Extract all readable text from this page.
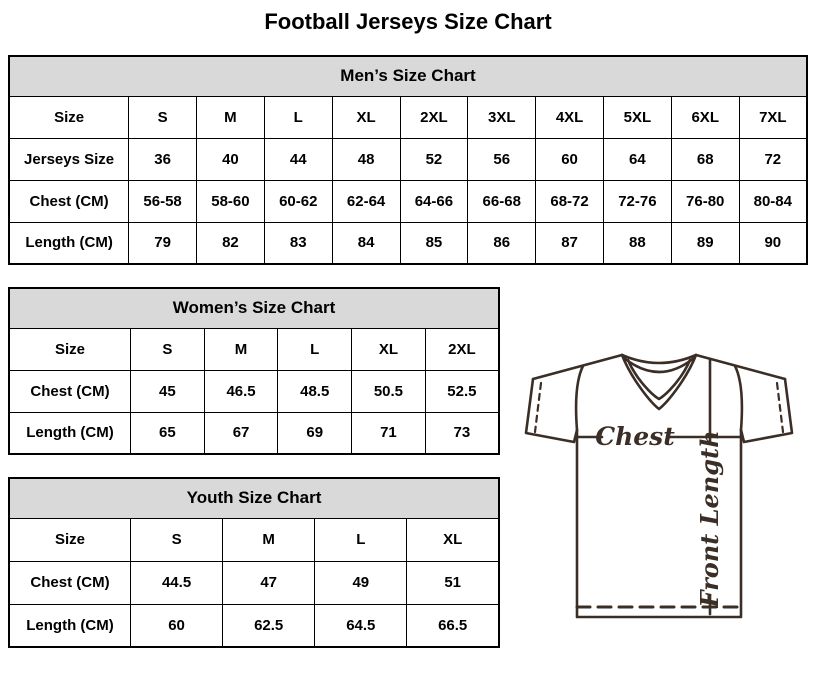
Football Jerseys Size Chart
Men’s Size Chart										
Size	S	M	L	XL	2XL	3XL	4XL	5XL	6XL	7XL
Jerseys Size	36	40	44	48	52	56	60	64	68	72
Chest (CM)	56-58	58-60	60-62	62-64	64-66	66-68	68-72	72-76	76-80	80-84
Length (CM)	79	82	83	84	85	86	87	88	89	90
Women’s Size Chart					
Size	S	M	L	XL	2XL
Chest (CM)	45	46.5	48.5	50.5	52.5
Length (CM)	65	67	69	71	73
Youth Size Chart				
Size	S	M	L	XL
Chest (CM)	44.5	47	49	51
Length (CM)	60	62.5	64.5	66.5
Chest Front Length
= = = =
§ Aim: Reproduce the listing above exactly, excluding all pictures.

§ Expected answer:
Extract all readable text from this page.
Football Jerseys Size Chart
Men’s Size Chart										
Size	S	M	L	XL	2XL	3XL	4XL	5XL	6XL	7XL
Jerseys Size	36	40	44	48	52	56	60	64	68	72
Chest (CM)	56-58	58-60	60-62	62-64	64-66	66-68	68-72	72-76	76-80	80-84
Length (CM)	79	82	83	84	85	86	87	88	89	90
Women’s Size Chart					
Size	S	M	L	XL	2XL
Chest (CM)	45	46.5	48.5	50.5	52.5
Length (CM)	65	67	69	71	73
Youth Size Chart				
Size	S	M	L	XL
Chest (CM)	44.5	47	49	51
Length (CM)	60	62.5	64.5	66.5
Chest Front Length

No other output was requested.